▶ [Work to complete]:
Report how many lines of the records below include the word "TechNews". Give nothing but the number.

▶ [Record set]:
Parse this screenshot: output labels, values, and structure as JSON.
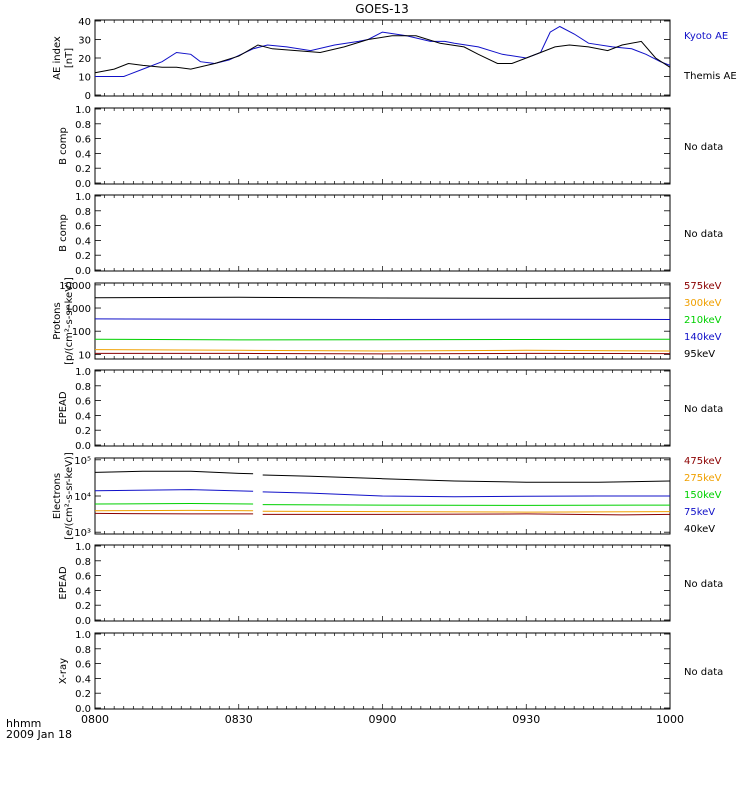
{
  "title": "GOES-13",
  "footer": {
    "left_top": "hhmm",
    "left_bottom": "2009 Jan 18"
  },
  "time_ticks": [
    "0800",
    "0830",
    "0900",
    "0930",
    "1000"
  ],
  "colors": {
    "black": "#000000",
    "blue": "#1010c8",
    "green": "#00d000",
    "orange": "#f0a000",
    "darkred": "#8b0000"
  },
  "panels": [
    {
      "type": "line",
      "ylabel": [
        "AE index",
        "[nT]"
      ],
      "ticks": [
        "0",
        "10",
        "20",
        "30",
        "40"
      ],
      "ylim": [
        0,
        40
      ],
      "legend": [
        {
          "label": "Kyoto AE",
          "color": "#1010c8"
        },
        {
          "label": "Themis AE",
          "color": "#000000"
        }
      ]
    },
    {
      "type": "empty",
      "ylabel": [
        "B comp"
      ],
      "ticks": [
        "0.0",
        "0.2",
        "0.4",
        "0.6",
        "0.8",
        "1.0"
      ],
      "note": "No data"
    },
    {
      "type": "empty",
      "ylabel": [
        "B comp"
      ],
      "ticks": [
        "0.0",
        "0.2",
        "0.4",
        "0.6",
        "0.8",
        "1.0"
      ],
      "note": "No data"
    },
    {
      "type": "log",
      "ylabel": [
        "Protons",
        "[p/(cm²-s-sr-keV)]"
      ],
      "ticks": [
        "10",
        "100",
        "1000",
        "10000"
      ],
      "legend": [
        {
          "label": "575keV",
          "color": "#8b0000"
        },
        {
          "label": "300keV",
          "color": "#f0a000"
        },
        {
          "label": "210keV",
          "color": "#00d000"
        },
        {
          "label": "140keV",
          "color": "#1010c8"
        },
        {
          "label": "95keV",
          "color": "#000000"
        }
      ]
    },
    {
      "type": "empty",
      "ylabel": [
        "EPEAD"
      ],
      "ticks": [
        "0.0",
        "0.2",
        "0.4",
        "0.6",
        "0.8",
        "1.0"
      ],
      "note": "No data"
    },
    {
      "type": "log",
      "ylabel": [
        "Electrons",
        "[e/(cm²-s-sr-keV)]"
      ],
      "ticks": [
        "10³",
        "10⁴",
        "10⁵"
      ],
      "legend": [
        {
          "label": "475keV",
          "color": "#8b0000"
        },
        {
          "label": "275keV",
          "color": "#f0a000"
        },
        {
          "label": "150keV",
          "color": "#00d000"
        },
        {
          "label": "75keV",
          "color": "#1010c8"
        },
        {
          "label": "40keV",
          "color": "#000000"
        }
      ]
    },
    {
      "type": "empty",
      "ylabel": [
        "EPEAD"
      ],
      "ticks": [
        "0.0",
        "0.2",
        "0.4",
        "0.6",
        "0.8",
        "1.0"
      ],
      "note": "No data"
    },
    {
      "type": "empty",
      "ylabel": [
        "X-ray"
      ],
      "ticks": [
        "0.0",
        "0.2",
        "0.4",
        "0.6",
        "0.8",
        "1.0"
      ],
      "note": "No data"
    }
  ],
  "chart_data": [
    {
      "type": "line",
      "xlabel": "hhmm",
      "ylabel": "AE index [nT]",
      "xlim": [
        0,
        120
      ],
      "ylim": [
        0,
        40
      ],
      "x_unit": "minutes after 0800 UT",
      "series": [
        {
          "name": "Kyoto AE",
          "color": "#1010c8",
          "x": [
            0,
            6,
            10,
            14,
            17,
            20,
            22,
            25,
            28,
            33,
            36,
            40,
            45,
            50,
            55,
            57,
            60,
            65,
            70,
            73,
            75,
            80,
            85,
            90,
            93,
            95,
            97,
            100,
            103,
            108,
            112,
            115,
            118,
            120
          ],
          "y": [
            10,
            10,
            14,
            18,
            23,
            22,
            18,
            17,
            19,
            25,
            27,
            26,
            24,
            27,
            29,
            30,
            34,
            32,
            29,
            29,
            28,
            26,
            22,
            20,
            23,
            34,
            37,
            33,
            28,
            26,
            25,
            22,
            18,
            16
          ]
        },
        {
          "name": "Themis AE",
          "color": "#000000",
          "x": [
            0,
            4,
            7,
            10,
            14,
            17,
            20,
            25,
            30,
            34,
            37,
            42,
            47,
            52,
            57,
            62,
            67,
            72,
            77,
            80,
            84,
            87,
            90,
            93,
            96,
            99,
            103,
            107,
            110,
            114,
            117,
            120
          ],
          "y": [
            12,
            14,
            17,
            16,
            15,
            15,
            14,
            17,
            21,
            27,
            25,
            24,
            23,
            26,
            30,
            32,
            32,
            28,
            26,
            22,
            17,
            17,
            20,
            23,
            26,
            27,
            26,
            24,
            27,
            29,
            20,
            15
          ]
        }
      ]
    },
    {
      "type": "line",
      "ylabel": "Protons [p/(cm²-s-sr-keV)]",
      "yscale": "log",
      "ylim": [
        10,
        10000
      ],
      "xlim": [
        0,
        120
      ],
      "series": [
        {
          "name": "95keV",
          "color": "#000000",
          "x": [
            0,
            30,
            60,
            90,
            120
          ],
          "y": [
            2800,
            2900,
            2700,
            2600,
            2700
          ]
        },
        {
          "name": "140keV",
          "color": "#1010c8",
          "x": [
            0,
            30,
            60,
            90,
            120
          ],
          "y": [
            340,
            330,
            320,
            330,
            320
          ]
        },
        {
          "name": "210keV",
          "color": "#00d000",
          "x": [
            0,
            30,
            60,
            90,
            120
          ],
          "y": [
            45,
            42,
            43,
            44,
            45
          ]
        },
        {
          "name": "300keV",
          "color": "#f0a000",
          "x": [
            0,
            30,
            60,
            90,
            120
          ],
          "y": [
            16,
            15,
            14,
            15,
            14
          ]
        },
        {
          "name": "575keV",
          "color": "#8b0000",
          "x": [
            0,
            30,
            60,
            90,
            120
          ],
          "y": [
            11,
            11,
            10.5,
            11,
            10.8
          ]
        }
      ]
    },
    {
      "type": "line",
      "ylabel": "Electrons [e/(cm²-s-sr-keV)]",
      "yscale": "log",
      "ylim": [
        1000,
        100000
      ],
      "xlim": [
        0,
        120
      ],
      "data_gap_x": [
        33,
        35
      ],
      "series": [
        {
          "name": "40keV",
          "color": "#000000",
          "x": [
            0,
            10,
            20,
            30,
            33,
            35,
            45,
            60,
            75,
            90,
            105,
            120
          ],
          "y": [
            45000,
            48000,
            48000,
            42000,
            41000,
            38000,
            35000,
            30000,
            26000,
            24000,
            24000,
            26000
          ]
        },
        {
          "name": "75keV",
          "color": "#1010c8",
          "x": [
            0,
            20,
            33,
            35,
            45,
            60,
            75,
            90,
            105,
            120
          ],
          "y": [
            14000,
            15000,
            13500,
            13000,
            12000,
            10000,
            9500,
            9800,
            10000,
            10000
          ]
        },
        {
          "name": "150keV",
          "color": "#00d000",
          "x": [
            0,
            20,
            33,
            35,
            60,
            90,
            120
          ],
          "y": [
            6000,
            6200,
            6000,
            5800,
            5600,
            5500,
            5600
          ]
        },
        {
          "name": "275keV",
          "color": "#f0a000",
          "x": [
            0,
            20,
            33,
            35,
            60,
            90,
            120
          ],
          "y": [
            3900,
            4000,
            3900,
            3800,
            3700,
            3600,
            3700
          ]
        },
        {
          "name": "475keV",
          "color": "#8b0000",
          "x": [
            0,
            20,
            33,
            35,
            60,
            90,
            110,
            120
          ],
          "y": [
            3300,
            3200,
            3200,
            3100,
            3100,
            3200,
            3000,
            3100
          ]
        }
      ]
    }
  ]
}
...
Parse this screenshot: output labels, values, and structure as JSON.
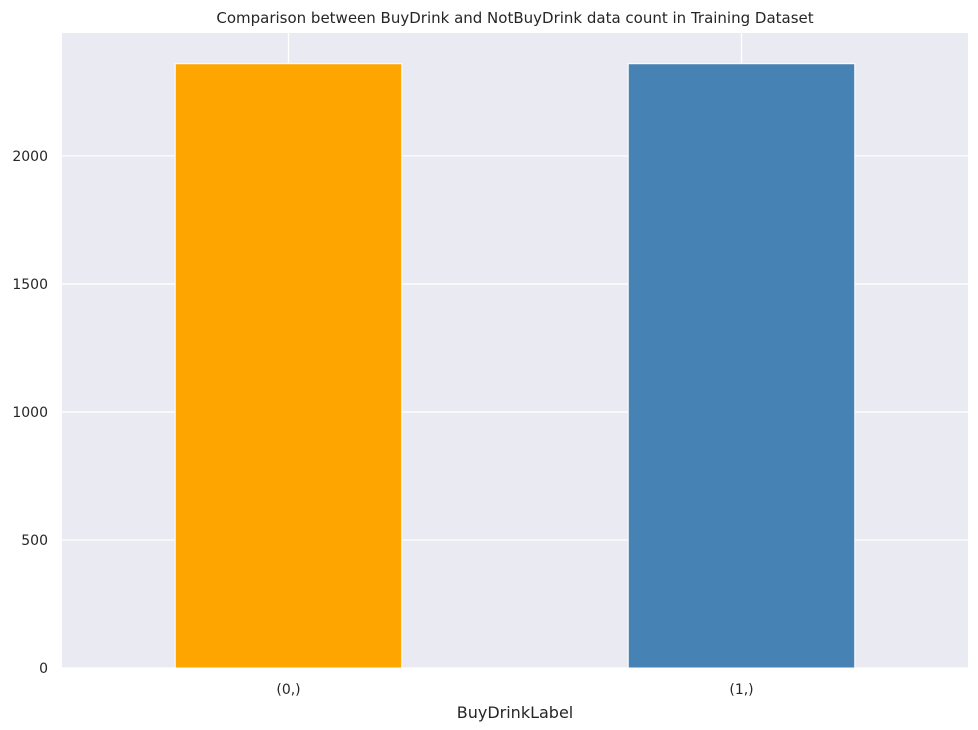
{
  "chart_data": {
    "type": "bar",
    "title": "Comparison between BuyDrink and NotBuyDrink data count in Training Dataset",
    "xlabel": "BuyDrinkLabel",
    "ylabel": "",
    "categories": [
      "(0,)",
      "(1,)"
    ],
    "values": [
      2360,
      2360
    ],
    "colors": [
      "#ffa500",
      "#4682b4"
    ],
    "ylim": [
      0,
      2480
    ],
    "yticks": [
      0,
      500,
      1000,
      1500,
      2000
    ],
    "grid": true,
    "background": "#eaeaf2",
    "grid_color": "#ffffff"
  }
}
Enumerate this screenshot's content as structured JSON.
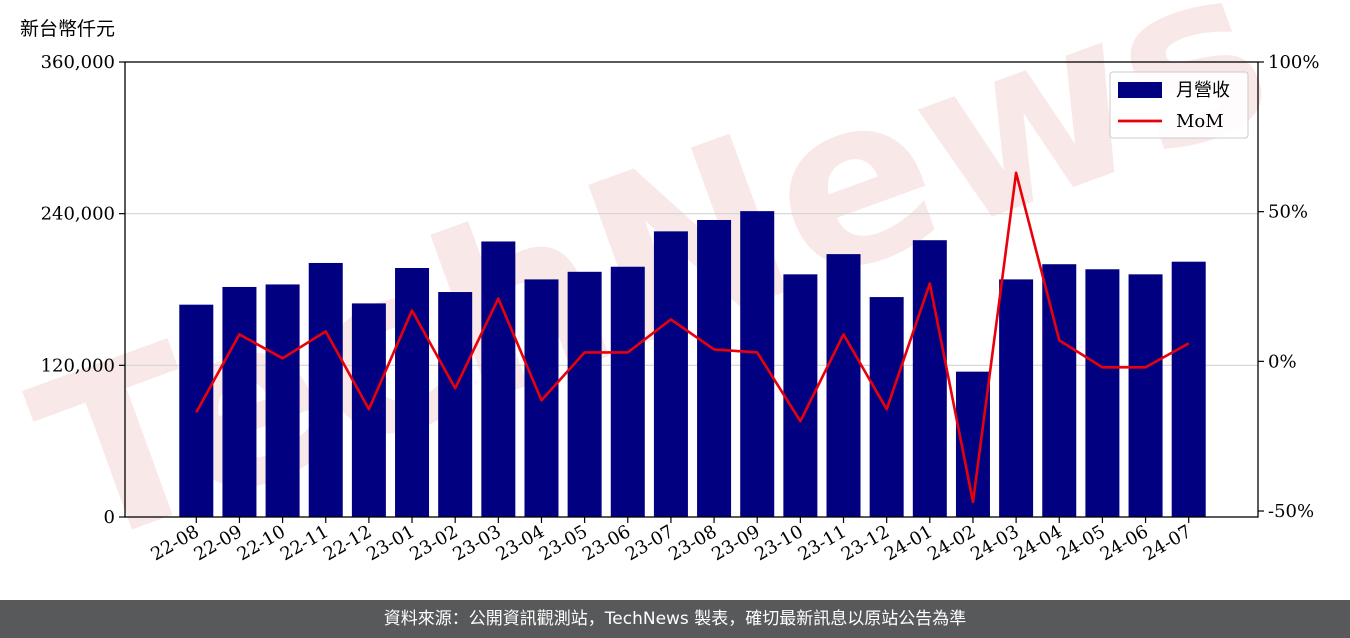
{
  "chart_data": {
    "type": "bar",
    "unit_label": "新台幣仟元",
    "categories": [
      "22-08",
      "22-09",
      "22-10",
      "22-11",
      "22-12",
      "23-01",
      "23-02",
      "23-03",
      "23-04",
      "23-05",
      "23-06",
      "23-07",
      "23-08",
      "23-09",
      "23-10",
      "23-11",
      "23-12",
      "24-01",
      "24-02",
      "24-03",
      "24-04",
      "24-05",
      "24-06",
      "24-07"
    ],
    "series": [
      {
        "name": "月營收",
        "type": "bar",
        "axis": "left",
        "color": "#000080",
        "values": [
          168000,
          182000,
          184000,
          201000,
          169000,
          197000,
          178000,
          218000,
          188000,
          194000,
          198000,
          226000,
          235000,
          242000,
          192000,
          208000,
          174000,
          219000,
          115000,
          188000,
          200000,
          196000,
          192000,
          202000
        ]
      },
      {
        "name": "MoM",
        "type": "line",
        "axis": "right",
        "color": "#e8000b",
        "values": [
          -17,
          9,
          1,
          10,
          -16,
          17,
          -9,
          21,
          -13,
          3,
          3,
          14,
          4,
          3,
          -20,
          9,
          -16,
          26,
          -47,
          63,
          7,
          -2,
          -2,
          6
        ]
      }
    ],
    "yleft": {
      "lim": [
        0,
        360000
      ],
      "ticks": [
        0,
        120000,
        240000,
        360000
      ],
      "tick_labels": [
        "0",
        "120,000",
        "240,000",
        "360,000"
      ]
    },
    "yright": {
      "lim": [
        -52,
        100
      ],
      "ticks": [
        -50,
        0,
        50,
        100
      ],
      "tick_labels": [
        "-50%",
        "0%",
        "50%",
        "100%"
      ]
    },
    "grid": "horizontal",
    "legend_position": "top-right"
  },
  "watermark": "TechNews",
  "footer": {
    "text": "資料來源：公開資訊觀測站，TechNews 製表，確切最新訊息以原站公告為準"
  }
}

▶ [Worked answer]:
2